== Directions ==
Gather every line that includes the word "role", please.

== Extracted records ==
■ ■ ■ ■

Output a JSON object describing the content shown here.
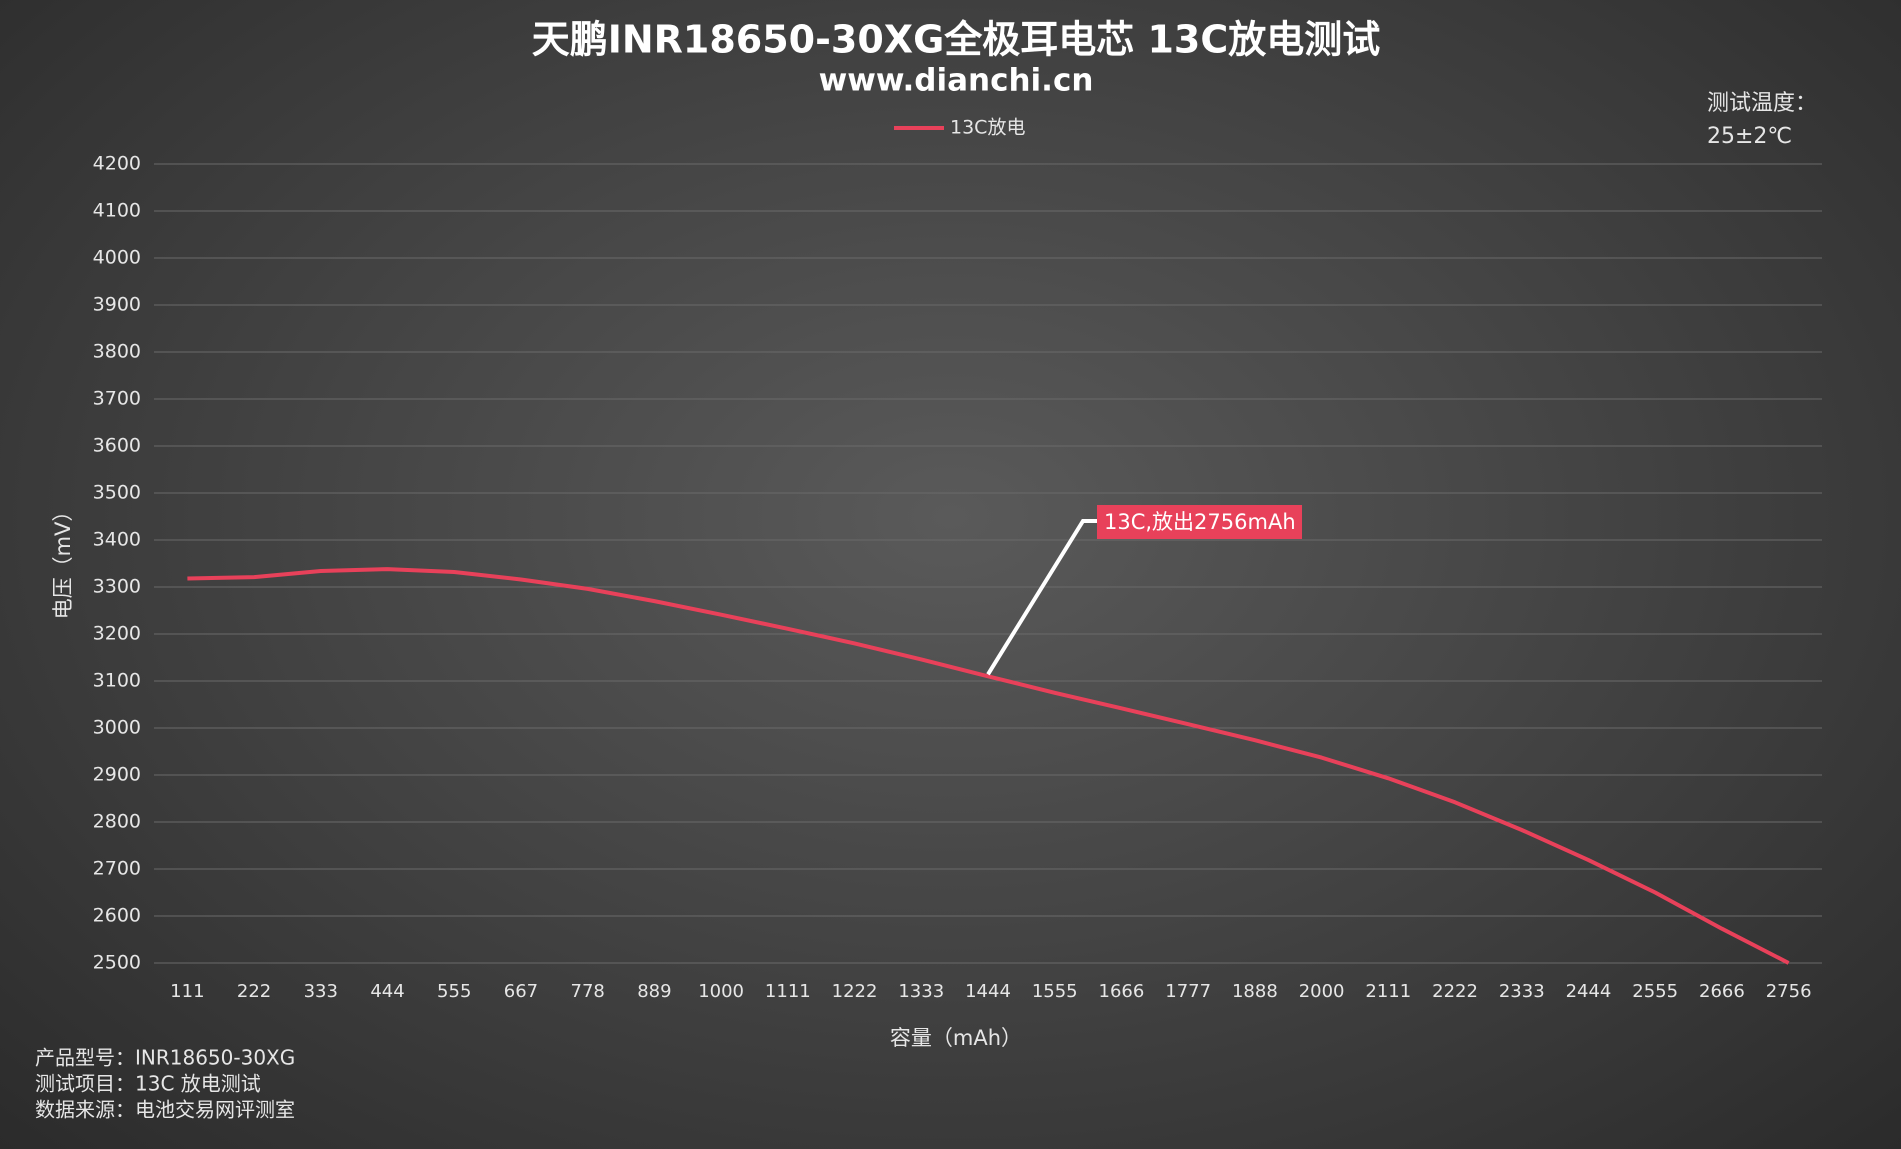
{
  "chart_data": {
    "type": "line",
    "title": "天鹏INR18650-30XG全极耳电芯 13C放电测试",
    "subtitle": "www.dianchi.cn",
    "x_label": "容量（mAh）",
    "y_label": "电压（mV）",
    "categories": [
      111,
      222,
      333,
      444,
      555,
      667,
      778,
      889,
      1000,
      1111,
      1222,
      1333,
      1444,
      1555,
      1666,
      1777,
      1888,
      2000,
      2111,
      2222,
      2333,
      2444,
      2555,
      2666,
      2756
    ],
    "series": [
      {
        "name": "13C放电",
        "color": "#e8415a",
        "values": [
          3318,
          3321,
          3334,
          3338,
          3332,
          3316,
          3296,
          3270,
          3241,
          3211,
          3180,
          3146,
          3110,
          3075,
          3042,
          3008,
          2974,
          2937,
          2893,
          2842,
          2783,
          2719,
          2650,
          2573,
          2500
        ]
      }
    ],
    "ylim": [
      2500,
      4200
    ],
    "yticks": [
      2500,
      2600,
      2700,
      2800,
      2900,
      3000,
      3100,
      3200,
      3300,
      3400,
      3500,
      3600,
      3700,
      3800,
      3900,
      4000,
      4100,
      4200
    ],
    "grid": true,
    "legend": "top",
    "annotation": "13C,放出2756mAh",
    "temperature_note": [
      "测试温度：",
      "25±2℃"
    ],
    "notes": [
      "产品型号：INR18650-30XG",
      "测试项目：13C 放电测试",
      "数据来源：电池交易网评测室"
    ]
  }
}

■ ■ ■ ■

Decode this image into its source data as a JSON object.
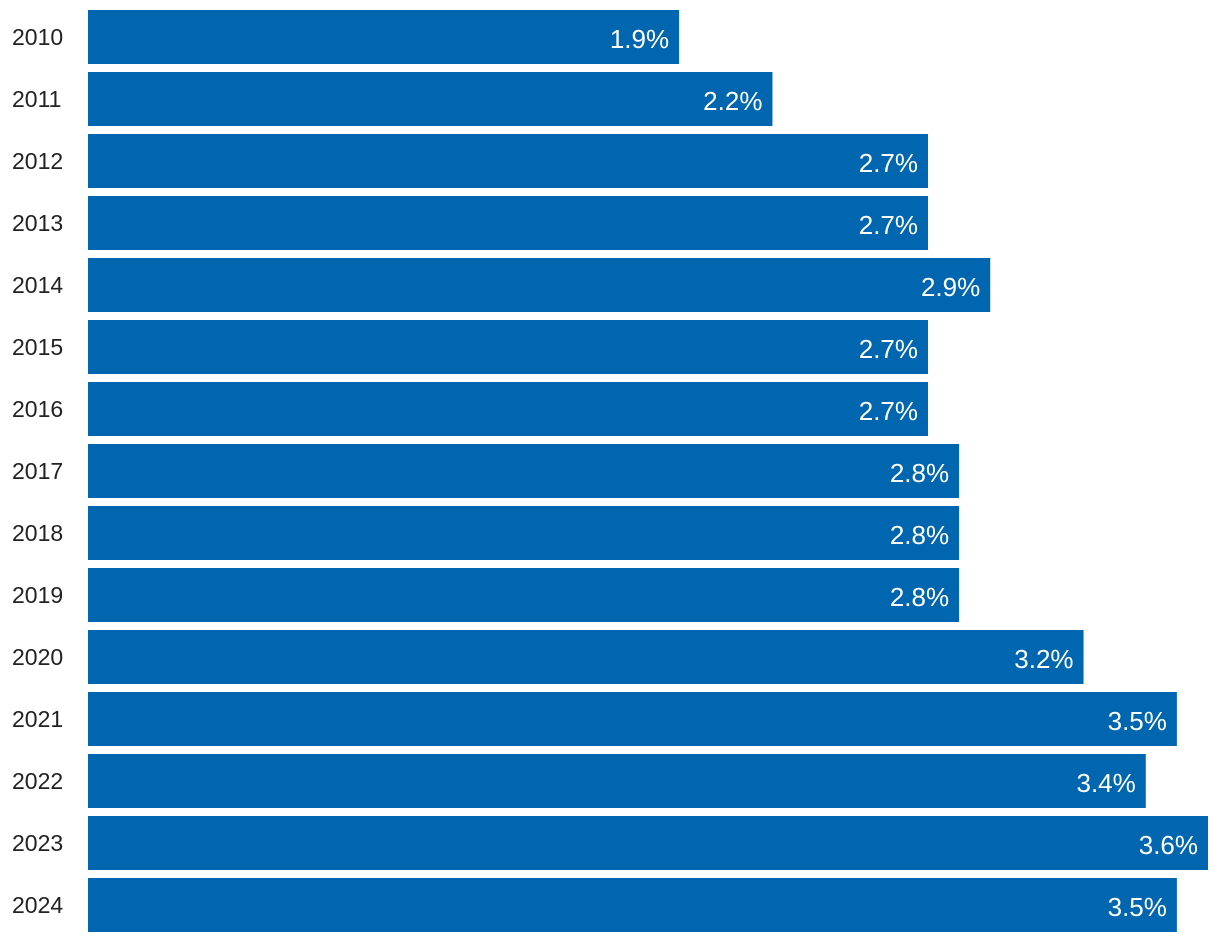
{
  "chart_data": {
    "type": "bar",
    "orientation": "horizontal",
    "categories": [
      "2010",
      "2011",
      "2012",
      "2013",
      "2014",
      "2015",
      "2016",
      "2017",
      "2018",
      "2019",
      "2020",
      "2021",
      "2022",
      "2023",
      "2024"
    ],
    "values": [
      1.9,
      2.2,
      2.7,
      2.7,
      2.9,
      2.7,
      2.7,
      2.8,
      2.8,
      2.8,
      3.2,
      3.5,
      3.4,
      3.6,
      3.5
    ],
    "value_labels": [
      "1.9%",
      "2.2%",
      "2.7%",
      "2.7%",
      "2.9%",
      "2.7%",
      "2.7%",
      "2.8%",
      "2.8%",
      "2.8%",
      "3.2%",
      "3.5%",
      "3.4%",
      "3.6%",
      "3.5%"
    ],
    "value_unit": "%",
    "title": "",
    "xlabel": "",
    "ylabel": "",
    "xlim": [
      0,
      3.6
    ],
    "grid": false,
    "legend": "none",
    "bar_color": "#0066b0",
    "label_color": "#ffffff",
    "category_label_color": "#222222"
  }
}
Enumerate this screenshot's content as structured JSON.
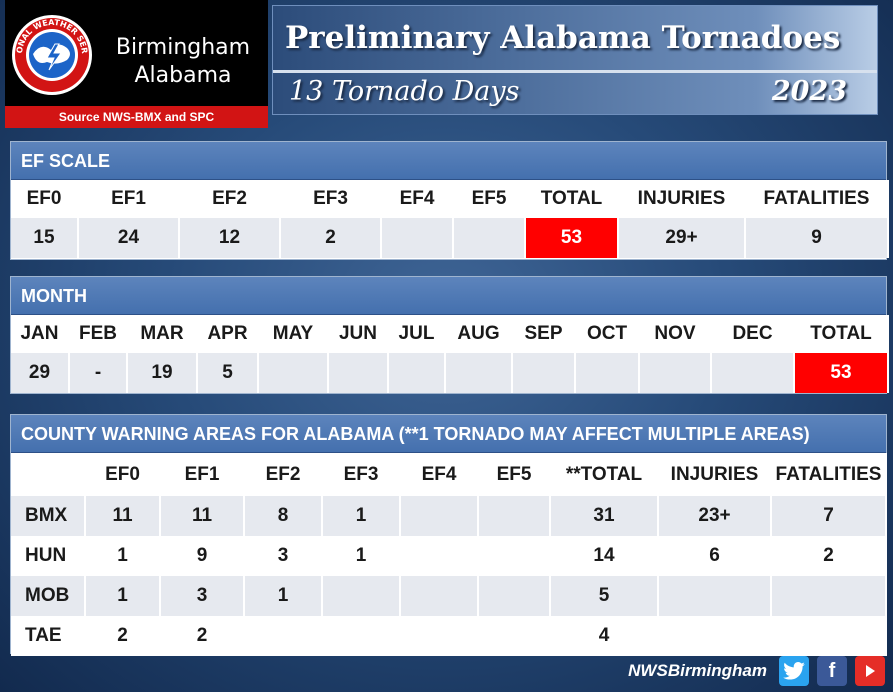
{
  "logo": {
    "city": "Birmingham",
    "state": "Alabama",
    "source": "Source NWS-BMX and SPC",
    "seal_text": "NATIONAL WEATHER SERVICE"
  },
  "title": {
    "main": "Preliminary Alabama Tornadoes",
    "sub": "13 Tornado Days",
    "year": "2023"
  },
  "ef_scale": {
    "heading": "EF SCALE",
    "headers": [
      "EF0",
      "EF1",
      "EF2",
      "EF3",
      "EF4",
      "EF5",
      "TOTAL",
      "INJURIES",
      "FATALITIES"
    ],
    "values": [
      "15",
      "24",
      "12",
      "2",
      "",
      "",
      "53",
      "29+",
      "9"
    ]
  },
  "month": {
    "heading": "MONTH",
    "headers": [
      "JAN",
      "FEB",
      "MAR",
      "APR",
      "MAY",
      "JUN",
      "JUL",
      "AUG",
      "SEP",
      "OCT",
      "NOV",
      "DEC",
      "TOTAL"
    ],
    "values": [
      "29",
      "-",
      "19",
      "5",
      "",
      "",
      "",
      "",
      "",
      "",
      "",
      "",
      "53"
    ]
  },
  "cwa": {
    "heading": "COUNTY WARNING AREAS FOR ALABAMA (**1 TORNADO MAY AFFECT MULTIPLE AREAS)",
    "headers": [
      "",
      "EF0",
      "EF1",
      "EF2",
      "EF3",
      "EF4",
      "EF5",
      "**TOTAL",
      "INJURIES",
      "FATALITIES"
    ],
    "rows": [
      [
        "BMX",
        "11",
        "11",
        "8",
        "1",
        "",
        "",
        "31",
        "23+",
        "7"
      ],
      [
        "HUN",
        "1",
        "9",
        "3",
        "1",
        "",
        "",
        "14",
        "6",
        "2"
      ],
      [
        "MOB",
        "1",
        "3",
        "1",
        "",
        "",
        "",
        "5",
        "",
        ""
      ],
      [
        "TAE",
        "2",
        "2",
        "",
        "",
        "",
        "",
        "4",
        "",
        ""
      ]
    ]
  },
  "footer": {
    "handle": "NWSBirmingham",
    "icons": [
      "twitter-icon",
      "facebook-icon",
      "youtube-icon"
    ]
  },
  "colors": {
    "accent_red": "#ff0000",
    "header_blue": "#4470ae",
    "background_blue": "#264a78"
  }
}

■ ■ ■ ■

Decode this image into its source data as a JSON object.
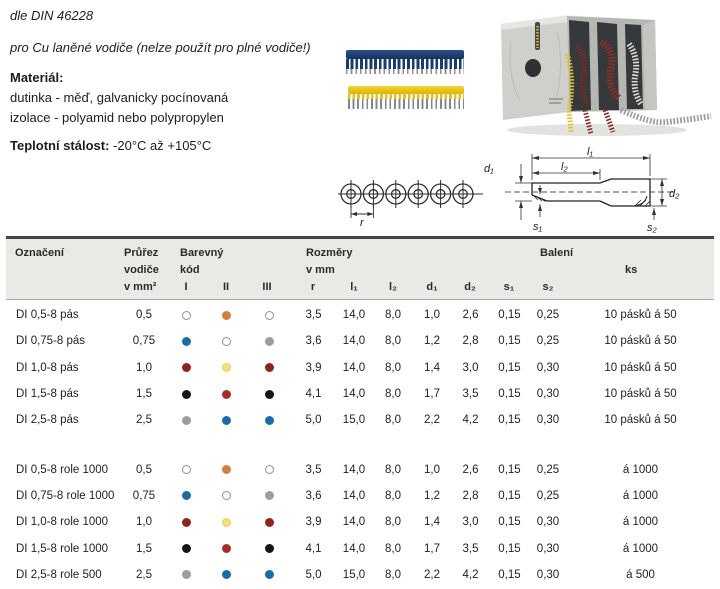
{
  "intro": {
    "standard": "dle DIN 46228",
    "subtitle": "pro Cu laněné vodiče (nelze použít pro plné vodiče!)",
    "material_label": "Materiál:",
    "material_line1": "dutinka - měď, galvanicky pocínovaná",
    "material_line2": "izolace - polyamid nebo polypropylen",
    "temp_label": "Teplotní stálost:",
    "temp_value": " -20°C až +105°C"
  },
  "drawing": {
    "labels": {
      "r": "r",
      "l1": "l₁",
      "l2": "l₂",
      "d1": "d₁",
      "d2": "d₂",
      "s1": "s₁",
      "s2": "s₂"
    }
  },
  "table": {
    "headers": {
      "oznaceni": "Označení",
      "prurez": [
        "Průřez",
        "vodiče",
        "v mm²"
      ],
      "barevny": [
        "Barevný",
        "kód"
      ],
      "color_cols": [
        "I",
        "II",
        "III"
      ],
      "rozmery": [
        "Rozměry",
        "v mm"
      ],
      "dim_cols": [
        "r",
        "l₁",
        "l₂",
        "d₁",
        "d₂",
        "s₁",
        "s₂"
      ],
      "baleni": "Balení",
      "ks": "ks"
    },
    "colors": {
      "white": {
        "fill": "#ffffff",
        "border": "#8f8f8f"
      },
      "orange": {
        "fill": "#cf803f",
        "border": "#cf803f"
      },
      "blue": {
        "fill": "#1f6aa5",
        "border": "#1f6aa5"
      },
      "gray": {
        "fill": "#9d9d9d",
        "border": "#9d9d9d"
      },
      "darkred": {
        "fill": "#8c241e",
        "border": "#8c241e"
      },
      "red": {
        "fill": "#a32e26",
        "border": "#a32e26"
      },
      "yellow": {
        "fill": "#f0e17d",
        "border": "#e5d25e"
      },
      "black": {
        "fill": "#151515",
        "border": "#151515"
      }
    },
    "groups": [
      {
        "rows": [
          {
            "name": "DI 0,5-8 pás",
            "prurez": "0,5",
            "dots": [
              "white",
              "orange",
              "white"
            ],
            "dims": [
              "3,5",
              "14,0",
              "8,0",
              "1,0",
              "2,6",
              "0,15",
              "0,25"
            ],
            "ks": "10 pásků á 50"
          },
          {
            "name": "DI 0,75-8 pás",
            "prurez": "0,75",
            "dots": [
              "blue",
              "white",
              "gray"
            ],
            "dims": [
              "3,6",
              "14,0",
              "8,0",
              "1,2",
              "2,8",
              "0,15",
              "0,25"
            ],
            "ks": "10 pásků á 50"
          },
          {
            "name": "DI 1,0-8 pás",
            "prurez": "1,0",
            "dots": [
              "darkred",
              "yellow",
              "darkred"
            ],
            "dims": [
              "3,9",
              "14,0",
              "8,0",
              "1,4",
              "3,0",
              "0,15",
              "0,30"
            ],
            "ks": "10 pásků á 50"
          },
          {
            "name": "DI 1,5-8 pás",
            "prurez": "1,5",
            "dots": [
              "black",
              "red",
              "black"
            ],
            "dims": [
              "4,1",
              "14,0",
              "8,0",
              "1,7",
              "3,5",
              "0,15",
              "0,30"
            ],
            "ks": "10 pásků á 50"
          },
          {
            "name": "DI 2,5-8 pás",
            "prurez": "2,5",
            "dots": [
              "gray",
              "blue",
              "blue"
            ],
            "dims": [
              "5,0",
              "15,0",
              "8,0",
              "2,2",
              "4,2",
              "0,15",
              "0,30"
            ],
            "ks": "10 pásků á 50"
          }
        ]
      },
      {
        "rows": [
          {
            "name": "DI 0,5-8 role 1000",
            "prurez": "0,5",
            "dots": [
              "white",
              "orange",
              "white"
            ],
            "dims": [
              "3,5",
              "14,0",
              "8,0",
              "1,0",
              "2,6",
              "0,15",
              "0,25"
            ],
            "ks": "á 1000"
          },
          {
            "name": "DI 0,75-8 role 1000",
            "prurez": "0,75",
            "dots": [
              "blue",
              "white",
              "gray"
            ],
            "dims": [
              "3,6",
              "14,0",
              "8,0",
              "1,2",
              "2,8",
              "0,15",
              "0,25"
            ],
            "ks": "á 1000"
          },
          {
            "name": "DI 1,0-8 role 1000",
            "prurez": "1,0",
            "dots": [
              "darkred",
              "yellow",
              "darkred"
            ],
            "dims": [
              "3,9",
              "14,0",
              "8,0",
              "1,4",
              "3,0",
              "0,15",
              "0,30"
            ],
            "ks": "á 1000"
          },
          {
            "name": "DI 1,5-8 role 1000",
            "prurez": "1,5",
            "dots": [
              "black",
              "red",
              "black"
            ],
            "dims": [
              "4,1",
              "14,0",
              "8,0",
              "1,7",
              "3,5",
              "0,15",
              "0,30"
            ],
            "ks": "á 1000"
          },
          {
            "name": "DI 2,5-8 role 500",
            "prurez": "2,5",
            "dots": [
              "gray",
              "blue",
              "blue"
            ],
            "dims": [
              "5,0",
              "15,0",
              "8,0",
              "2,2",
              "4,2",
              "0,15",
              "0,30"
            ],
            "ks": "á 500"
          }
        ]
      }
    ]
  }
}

■ ■ ■ ■

== Problem solution ==
            "name": "DI 0,5-8 role 1000",
            "name": "DI 0,75-8 role 1000",
            "name": "DI 1,0-8 role 1000",
            "name": "DI 1,5-8 role 1000",
            "name": "DI 2,5-8 role 500",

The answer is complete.